Objective:
Return, word for word, every line that follows.
-------- Data
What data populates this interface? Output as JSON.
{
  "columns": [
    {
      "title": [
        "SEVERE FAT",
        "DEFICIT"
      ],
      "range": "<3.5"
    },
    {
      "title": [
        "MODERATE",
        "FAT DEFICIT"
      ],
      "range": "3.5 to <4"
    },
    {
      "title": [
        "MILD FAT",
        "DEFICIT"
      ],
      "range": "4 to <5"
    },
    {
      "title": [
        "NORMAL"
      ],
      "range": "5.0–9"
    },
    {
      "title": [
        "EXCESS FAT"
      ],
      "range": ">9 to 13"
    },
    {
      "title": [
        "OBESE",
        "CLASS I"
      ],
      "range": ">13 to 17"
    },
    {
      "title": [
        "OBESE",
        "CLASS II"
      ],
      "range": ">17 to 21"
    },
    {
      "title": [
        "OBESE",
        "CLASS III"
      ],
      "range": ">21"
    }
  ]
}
----------------
Response:
What data populates this interface? Output as JSON.
{
  "columns": [
    {
      "title": [
        "SEVERE FAT",
        "DEFICIT"
      ],
      "range": "<3.5"
    },
    {
      "title": [
        "MODERATE",
        "FAT DEFICIT"
      ],
      "range": "3.5 to <4"
    },
    {
      "title": [
        "MILD FAT",
        "DEFICIT"
      ],
      "range": "4 to <5"
    },
    {
      "title": [
        "NORMAL"
      ],
      "range": "5.0–9"
    },
    {
      "title": [
        "EXCESS FAT"
      ],
      "range": ">9 to 13"
    },
    {
      "title": [
        "OBESE",
        "CLASS I"
      ],
      "range": ">13 to 17"
    },
    {
      "title": [
        "OBESE",
        "CLASS II"
      ],
      "range": ">17 to 21"
    },
    {
      "title": [
        "OBESE",
        "CLASS III"
      ],
      "range": ">21"
    }
  ]
}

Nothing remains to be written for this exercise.